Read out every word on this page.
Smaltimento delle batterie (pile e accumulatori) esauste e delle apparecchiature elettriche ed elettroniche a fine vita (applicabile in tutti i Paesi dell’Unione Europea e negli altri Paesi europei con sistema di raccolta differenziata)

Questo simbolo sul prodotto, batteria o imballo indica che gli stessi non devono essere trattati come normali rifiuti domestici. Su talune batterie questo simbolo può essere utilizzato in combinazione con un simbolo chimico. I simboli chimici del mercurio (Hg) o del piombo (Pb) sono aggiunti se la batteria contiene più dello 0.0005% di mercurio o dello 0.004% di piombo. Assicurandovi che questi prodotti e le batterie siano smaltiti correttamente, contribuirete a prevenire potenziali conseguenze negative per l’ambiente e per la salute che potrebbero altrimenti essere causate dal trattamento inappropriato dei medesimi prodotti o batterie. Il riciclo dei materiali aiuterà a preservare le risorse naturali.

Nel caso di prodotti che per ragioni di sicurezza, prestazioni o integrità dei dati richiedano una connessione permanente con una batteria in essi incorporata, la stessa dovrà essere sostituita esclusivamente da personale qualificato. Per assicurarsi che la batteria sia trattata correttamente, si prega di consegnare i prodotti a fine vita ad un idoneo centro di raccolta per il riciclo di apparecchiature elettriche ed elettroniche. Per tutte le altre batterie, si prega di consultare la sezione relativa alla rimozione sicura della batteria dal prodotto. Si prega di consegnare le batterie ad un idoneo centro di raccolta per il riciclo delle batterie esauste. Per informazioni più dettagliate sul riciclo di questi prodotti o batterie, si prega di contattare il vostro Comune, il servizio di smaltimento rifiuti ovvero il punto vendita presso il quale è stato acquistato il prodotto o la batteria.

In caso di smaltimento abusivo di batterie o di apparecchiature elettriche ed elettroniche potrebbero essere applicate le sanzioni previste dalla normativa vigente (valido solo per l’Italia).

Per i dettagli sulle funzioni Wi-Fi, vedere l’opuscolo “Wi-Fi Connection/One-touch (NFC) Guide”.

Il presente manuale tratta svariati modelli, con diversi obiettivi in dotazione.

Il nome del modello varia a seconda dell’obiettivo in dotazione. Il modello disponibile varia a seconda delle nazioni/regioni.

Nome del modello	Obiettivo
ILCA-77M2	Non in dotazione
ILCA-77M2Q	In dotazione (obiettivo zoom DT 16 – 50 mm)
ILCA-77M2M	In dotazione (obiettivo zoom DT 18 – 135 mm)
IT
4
+--
## Problem details
Set every line of the listing down word for word.

## Solved problem
Read out every word on this page.
Smaltimento delle batterie (pile e accumulatori) esauste e delle apparecchiature elettriche ed elettroniche a fine vita (applicabile in tutti i Paesi dell’Unione Europea e negli altri Paesi europei con sistema di raccolta differenziata)

Questo simbolo sul prodotto, batteria o imballo indica che gli stessi non devono essere trattati come normali rifiuti domestici. Su talune batterie questo simbolo può essere utilizzato in combinazione con un simbolo chimico. I simboli chimici del mercurio (Hg) o del piombo (Pb) sono aggiunti se la batteria contiene più dello 0.0005% di mercurio o dello 0.004% di piombo. Assicurandovi che questi prodotti e le batterie siano smaltiti correttamente, contribuirete a prevenire potenziali conseguenze negative per l’ambiente e per la salute che potrebbero altrimenti essere causate dal trattamento inappropriato dei medesimi prodotti o batterie. Il riciclo dei materiali aiuterà a preservare le risorse naturali.

Nel caso di prodotti che per ragioni di sicurezza, prestazioni o integrità dei dati richiedano una connessione permanente con una batteria in essi incorporata, la stessa dovrà essere sostituita esclusivamente da personale qualificato. Per assicurarsi che la batteria sia trattata correttamente, si prega di consegnare i prodotti a fine vita ad un idoneo centro di raccolta per il riciclo di apparecchiature elettriche ed elettroniche. Per tutte le altre batterie, si prega di consultare la sezione relativa alla rimozione sicura della batteria dal prodotto. Si prega di consegnare le batterie ad un idoneo centro di raccolta per il riciclo delle batterie esauste. Per informazioni più dettagliate sul riciclo di questi prodotti o batterie, si prega di contattare il vostro Comune, il servizio di smaltimento rifiuti ovvero il punto vendita presso il quale è stato acquistato il prodotto o la batteria.

In caso di smaltimento abusivo di batterie o di apparecchiature elettriche ed elettroniche potrebbero essere applicate le sanzioni previste dalla normativa vigente (valido solo per l’Italia).

Per i dettagli sulle funzioni Wi-Fi, vedere l’opuscolo “Wi-Fi Connection/One-touch (NFC) Guide”.

Il presente manuale tratta svariati modelli, con diversi obiettivi in dotazione.

Il nome del modello varia a seconda dell’obiettivo in dotazione. Il modello disponibile varia a seconda delle nazioni/regioni.

Nome del modello	Obiettivo
ILCA-77M2	Non in dotazione
ILCA-77M2Q	In dotazione (obiettivo zoom DT 16 – 50 mm)
ILCA-77M2M	In dotazione (obiettivo zoom DT 18 – 135 mm)
IT
4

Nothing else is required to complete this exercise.